§ 提示記録
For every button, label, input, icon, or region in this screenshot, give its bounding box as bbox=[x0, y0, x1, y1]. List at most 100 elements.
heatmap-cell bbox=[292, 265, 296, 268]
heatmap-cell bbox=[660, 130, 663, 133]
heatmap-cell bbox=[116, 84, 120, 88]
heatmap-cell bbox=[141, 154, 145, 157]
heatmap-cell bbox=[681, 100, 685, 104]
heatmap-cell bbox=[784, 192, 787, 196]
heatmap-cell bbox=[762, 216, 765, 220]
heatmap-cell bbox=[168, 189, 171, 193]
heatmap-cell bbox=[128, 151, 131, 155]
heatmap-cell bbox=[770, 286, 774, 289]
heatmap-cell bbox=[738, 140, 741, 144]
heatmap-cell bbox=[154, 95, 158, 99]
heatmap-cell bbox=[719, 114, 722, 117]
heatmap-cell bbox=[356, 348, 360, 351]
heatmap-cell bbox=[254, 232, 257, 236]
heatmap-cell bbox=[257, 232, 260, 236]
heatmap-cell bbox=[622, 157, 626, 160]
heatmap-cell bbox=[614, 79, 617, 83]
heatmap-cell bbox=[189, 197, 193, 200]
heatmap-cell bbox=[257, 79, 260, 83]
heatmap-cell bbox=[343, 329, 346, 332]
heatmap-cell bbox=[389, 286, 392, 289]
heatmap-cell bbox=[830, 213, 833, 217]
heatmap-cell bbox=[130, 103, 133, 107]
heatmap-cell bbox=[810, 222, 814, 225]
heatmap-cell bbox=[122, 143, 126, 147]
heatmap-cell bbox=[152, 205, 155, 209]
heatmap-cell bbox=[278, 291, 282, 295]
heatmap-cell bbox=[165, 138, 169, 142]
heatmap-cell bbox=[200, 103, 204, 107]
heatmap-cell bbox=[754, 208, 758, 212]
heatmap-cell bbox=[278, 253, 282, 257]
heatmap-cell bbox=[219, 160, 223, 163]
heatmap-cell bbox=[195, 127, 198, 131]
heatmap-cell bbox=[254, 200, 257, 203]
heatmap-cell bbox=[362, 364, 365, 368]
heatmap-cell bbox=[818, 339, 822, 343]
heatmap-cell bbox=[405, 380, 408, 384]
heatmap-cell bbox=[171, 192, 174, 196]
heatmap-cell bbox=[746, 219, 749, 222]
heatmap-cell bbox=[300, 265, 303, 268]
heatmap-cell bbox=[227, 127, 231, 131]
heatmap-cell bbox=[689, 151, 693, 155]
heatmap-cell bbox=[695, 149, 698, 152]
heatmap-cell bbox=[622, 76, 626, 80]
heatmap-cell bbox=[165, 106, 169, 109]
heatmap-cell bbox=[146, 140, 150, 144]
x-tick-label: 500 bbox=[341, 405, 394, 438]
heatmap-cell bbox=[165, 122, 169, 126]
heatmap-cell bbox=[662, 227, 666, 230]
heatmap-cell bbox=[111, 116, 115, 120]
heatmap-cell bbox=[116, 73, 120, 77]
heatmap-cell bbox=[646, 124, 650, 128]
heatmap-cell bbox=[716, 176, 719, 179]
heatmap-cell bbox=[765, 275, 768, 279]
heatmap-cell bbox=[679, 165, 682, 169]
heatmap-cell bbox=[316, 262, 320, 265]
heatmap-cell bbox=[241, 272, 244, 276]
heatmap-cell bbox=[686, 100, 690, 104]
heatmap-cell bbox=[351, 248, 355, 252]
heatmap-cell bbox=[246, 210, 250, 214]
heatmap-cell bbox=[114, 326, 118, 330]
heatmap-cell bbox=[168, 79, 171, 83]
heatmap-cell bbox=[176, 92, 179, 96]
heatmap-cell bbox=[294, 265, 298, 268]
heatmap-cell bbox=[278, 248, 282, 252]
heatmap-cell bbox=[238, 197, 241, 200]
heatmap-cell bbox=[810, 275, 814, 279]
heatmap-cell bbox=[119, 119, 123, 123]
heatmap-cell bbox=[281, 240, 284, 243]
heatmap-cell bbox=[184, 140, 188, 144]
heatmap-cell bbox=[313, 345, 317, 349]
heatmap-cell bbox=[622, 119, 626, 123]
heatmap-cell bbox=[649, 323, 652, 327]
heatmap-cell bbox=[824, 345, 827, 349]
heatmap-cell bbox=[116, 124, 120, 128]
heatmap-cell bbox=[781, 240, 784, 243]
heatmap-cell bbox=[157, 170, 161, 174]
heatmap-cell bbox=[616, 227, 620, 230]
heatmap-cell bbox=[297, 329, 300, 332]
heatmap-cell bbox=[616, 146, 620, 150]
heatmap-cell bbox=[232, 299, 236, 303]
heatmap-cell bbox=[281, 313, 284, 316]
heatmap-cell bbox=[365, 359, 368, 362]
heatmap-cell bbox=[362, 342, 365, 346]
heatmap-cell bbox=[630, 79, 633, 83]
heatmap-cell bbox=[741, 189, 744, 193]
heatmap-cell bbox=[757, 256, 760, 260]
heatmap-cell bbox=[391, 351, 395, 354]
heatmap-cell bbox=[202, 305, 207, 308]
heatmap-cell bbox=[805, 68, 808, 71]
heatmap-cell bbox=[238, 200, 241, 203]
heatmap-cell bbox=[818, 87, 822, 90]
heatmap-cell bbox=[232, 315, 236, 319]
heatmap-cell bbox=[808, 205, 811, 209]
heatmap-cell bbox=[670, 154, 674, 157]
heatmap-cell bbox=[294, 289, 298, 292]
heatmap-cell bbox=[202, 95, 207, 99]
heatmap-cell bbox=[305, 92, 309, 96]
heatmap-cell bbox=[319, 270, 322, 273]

§ 指示文
記録のすべての行を更新し、「x-tick-label」を「x-axis-label」に置き換えて示すこと。それ以外の部分は一切変えない。

§ 完全な解答
For every button, label, input, icon, or region in this screenshot, give its bounding box as bbox=[x0, y0, x1, y1]. List at most 100 elements.
heatmap-cell bbox=[292, 265, 296, 268]
heatmap-cell bbox=[660, 130, 663, 133]
heatmap-cell bbox=[116, 84, 120, 88]
heatmap-cell bbox=[141, 154, 145, 157]
heatmap-cell bbox=[681, 100, 685, 104]
heatmap-cell bbox=[784, 192, 787, 196]
heatmap-cell bbox=[762, 216, 765, 220]
heatmap-cell bbox=[168, 189, 171, 193]
heatmap-cell bbox=[128, 151, 131, 155]
heatmap-cell bbox=[770, 286, 774, 289]
heatmap-cell bbox=[738, 140, 741, 144]
heatmap-cell bbox=[154, 95, 158, 99]
heatmap-cell bbox=[719, 114, 722, 117]
heatmap-cell bbox=[356, 348, 360, 351]
heatmap-cell bbox=[254, 232, 257, 236]
heatmap-cell bbox=[257, 232, 260, 236]
heatmap-cell bbox=[622, 157, 626, 160]
heatmap-cell bbox=[614, 79, 617, 83]
heatmap-cell bbox=[189, 197, 193, 200]
heatmap-cell bbox=[257, 79, 260, 83]
heatmap-cell bbox=[343, 329, 346, 332]
heatmap-cell bbox=[389, 286, 392, 289]
heatmap-cell bbox=[830, 213, 833, 217]
heatmap-cell bbox=[130, 103, 133, 107]
heatmap-cell bbox=[810, 222, 814, 225]
heatmap-cell bbox=[122, 143, 126, 147]
heatmap-cell bbox=[152, 205, 155, 209]
heatmap-cell bbox=[278, 291, 282, 295]
heatmap-cell bbox=[165, 138, 169, 142]
heatmap-cell bbox=[200, 103, 204, 107]
heatmap-cell bbox=[754, 208, 758, 212]
heatmap-cell bbox=[278, 253, 282, 257]
heatmap-cell bbox=[219, 160, 223, 163]
heatmap-cell bbox=[195, 127, 198, 131]
heatmap-cell bbox=[254, 200, 257, 203]
heatmap-cell bbox=[362, 364, 365, 368]
heatmap-cell bbox=[818, 339, 822, 343]
heatmap-cell bbox=[405, 380, 408, 384]
heatmap-cell bbox=[171, 192, 174, 196]
heatmap-cell bbox=[746, 219, 749, 222]
heatmap-cell bbox=[300, 265, 303, 268]
heatmap-cell bbox=[227, 127, 231, 131]
heatmap-cell bbox=[689, 151, 693, 155]
heatmap-cell bbox=[695, 149, 698, 152]
heatmap-cell bbox=[622, 76, 626, 80]
heatmap-cell bbox=[165, 106, 169, 109]
heatmap-cell bbox=[146, 140, 150, 144]
x-axis-label: 500 bbox=[341, 405, 394, 438]
heatmap-cell bbox=[165, 122, 169, 126]
heatmap-cell bbox=[662, 227, 666, 230]
heatmap-cell bbox=[111, 116, 115, 120]
heatmap-cell bbox=[116, 73, 120, 77]
heatmap-cell bbox=[646, 124, 650, 128]
heatmap-cell bbox=[716, 176, 719, 179]
heatmap-cell bbox=[765, 275, 768, 279]
heatmap-cell bbox=[679, 165, 682, 169]
heatmap-cell bbox=[316, 262, 320, 265]
heatmap-cell bbox=[241, 272, 244, 276]
heatmap-cell bbox=[686, 100, 690, 104]
heatmap-cell bbox=[351, 248, 355, 252]
heatmap-cell bbox=[246, 210, 250, 214]
heatmap-cell bbox=[114, 326, 118, 330]
heatmap-cell bbox=[168, 79, 171, 83]
heatmap-cell bbox=[176, 92, 179, 96]
heatmap-cell bbox=[294, 265, 298, 268]
heatmap-cell bbox=[278, 248, 282, 252]
heatmap-cell bbox=[238, 197, 241, 200]
heatmap-cell bbox=[810, 275, 814, 279]
heatmap-cell bbox=[119, 119, 123, 123]
heatmap-cell bbox=[281, 240, 284, 243]
heatmap-cell bbox=[184, 140, 188, 144]
heatmap-cell bbox=[313, 345, 317, 349]
heatmap-cell bbox=[622, 119, 626, 123]
heatmap-cell bbox=[649, 323, 652, 327]
heatmap-cell bbox=[824, 345, 827, 349]
heatmap-cell bbox=[116, 124, 120, 128]
heatmap-cell bbox=[781, 240, 784, 243]
heatmap-cell bbox=[157, 170, 161, 174]
heatmap-cell bbox=[616, 227, 620, 230]
heatmap-cell bbox=[297, 329, 300, 332]
heatmap-cell bbox=[616, 146, 620, 150]
heatmap-cell bbox=[232, 299, 236, 303]
heatmap-cell bbox=[281, 313, 284, 316]
heatmap-cell bbox=[365, 359, 368, 362]
heatmap-cell bbox=[362, 342, 365, 346]
heatmap-cell bbox=[630, 79, 633, 83]
heatmap-cell bbox=[741, 189, 744, 193]
heatmap-cell bbox=[757, 256, 760, 260]
heatmap-cell bbox=[391, 351, 395, 354]
heatmap-cell bbox=[202, 305, 207, 308]
heatmap-cell bbox=[805, 68, 808, 71]
heatmap-cell bbox=[238, 200, 241, 203]
heatmap-cell bbox=[818, 87, 822, 90]
heatmap-cell bbox=[232, 315, 236, 319]
heatmap-cell bbox=[808, 205, 811, 209]
heatmap-cell bbox=[670, 154, 674, 157]
heatmap-cell bbox=[294, 289, 298, 292]
heatmap-cell bbox=[202, 95, 207, 99]
heatmap-cell bbox=[305, 92, 309, 96]
heatmap-cell bbox=[319, 270, 322, 273]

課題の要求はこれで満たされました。